**The exercise**
Copy each line that contains the string "JSON".

**Dataset records**

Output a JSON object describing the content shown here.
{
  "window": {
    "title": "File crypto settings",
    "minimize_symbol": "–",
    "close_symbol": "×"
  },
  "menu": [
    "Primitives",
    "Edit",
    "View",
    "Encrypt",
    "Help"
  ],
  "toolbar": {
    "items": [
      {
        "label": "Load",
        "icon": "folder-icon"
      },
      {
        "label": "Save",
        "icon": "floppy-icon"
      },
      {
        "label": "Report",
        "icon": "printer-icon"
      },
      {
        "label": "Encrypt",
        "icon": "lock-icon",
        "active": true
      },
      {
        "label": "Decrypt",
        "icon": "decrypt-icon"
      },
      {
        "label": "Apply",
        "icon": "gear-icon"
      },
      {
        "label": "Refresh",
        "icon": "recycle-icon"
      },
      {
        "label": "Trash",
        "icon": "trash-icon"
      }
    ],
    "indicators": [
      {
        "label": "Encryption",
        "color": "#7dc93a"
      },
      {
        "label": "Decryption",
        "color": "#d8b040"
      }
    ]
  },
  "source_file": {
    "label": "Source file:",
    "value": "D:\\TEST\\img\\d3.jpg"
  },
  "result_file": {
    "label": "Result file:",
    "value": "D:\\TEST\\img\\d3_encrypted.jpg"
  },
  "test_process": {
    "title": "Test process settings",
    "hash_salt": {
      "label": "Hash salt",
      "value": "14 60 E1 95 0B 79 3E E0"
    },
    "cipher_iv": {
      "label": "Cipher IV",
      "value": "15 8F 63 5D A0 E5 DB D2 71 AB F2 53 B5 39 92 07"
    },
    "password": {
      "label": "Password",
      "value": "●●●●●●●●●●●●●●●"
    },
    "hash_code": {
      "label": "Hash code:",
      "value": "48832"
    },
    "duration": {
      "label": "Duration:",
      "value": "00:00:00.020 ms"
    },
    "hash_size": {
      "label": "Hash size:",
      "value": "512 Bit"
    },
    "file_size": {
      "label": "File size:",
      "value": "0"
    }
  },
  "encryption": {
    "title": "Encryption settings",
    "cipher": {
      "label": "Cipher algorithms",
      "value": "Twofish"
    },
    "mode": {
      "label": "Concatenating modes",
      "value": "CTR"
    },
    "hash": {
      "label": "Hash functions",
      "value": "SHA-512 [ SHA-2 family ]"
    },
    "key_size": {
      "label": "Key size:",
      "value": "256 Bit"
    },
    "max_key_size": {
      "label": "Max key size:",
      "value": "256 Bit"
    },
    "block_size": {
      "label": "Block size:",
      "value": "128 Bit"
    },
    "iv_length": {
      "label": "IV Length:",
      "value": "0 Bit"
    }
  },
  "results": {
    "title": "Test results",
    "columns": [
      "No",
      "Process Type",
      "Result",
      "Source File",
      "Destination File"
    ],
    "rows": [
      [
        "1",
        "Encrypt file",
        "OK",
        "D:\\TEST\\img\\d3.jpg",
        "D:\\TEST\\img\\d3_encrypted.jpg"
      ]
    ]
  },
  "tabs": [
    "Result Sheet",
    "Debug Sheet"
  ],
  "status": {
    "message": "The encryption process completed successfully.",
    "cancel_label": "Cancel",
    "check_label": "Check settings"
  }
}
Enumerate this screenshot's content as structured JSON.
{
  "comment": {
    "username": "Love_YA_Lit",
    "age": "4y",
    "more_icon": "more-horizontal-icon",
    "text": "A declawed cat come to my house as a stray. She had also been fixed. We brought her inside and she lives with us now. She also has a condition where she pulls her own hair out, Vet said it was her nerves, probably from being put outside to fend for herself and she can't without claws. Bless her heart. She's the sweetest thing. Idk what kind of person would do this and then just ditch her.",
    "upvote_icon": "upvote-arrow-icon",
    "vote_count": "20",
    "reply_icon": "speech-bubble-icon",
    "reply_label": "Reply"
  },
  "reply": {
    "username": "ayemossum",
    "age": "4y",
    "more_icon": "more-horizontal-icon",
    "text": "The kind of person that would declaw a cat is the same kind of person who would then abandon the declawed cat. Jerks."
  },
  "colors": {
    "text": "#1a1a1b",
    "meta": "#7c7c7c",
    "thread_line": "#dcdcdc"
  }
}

**Final result**
Output a JSON object describing the content shown here.
Enumerate this screenshot's content as structured JSON.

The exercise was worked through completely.